→ Given task:
Extract from the listing each line in which the word "Index" appears.
* * * * *
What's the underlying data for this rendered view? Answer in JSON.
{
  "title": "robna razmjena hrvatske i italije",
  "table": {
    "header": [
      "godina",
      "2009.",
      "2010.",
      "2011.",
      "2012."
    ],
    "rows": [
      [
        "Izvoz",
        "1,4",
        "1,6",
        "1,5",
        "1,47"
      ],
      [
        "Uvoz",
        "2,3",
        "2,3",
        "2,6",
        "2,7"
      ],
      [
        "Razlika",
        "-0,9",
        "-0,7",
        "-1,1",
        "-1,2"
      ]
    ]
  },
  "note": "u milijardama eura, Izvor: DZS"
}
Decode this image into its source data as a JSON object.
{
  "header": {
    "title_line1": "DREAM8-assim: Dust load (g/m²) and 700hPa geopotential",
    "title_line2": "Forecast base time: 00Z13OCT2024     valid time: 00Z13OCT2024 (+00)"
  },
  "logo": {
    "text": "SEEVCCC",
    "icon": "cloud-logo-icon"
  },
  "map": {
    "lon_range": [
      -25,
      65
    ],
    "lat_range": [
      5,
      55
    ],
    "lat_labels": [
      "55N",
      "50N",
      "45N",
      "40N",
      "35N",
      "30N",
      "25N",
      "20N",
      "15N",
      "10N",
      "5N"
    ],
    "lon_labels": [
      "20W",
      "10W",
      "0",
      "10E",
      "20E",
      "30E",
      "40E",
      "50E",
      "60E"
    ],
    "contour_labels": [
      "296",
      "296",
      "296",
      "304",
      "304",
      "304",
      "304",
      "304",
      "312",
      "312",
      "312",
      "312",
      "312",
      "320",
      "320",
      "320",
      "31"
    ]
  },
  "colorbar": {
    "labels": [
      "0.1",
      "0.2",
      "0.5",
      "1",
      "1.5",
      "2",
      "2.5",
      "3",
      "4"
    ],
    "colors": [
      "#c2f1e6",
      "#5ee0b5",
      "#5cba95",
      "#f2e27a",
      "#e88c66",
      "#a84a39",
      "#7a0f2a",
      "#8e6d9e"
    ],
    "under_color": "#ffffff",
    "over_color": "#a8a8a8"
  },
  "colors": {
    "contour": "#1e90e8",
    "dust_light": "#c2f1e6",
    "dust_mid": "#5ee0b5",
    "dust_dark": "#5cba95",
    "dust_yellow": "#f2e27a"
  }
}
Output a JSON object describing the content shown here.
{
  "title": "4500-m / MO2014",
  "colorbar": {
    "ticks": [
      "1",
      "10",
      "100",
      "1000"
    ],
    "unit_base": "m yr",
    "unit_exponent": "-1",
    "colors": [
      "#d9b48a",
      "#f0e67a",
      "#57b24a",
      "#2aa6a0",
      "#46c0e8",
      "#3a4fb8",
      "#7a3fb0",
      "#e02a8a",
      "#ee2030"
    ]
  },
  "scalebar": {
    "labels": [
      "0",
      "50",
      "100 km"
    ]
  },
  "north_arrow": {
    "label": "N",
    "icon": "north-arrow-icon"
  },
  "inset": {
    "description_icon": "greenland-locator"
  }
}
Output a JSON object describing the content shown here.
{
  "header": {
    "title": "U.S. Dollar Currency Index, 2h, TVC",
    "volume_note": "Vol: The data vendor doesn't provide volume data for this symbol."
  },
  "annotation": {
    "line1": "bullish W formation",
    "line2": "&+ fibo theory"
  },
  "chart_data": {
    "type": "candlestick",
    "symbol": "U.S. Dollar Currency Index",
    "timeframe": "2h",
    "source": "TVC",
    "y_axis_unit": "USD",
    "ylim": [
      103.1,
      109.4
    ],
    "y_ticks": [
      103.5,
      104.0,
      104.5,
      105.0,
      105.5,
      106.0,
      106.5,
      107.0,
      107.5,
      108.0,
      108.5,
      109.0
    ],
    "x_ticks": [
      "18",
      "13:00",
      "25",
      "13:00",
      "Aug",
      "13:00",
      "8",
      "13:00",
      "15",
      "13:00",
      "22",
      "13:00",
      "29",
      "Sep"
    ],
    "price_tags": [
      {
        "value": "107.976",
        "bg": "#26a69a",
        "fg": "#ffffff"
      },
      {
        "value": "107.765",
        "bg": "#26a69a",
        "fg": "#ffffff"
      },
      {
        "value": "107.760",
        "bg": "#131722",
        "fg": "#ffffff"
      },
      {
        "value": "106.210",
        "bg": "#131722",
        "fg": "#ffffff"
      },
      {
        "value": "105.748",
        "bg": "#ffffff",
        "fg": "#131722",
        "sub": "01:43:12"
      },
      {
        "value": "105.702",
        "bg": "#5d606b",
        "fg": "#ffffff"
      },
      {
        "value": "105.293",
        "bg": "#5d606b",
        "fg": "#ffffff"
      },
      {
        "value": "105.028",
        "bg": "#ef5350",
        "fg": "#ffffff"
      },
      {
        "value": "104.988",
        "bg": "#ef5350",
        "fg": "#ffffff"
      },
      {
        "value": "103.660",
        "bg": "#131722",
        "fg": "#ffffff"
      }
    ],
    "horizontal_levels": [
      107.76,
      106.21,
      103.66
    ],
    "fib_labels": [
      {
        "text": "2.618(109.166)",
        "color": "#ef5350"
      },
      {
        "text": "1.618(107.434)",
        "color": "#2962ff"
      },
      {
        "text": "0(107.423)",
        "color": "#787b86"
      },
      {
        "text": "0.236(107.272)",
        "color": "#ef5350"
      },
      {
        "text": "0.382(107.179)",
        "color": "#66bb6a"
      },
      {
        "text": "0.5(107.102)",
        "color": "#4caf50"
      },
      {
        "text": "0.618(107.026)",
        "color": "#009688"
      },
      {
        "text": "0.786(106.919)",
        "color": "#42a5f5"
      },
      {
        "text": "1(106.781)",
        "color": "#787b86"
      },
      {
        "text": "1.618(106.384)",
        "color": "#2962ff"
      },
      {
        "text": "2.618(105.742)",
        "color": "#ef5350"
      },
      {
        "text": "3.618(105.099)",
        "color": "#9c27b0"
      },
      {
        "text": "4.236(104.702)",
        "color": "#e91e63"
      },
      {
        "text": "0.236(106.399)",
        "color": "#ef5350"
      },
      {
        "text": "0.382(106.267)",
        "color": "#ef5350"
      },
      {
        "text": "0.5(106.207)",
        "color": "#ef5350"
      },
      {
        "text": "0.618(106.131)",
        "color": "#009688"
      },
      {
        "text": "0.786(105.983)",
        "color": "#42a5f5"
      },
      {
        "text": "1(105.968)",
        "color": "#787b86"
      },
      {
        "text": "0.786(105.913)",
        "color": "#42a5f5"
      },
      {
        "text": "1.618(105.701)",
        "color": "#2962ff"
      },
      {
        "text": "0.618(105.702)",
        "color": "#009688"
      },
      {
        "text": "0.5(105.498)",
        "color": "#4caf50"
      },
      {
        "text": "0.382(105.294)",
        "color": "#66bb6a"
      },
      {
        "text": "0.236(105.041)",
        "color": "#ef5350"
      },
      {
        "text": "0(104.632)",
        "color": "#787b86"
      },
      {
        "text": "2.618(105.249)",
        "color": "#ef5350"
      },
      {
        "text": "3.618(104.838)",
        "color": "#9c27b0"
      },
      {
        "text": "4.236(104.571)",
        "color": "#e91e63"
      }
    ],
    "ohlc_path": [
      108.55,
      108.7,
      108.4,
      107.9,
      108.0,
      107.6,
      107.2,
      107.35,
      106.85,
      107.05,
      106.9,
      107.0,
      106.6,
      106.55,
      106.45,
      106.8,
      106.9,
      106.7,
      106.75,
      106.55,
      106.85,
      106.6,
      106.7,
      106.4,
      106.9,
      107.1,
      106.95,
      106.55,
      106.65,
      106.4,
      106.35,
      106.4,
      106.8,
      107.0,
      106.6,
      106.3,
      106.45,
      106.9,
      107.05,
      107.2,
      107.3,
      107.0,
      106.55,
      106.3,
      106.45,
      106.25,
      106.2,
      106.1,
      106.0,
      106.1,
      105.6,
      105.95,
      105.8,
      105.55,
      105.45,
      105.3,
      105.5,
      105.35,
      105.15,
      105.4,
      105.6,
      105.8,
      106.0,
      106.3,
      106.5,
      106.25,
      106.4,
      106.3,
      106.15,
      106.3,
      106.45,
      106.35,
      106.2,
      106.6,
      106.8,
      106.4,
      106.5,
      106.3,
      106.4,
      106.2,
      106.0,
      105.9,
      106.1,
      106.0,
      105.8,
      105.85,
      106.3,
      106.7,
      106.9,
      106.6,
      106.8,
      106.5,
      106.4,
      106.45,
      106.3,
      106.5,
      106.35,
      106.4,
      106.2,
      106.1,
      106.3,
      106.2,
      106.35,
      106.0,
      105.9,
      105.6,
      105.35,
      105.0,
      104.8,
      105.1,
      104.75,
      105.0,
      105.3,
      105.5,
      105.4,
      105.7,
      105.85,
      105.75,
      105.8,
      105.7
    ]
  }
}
* * * * *
→ Task response:
    "title": "U.S. Dollar Currency Index, 2h, TVC",
    "symbol": "U.S. Dollar Currency Index",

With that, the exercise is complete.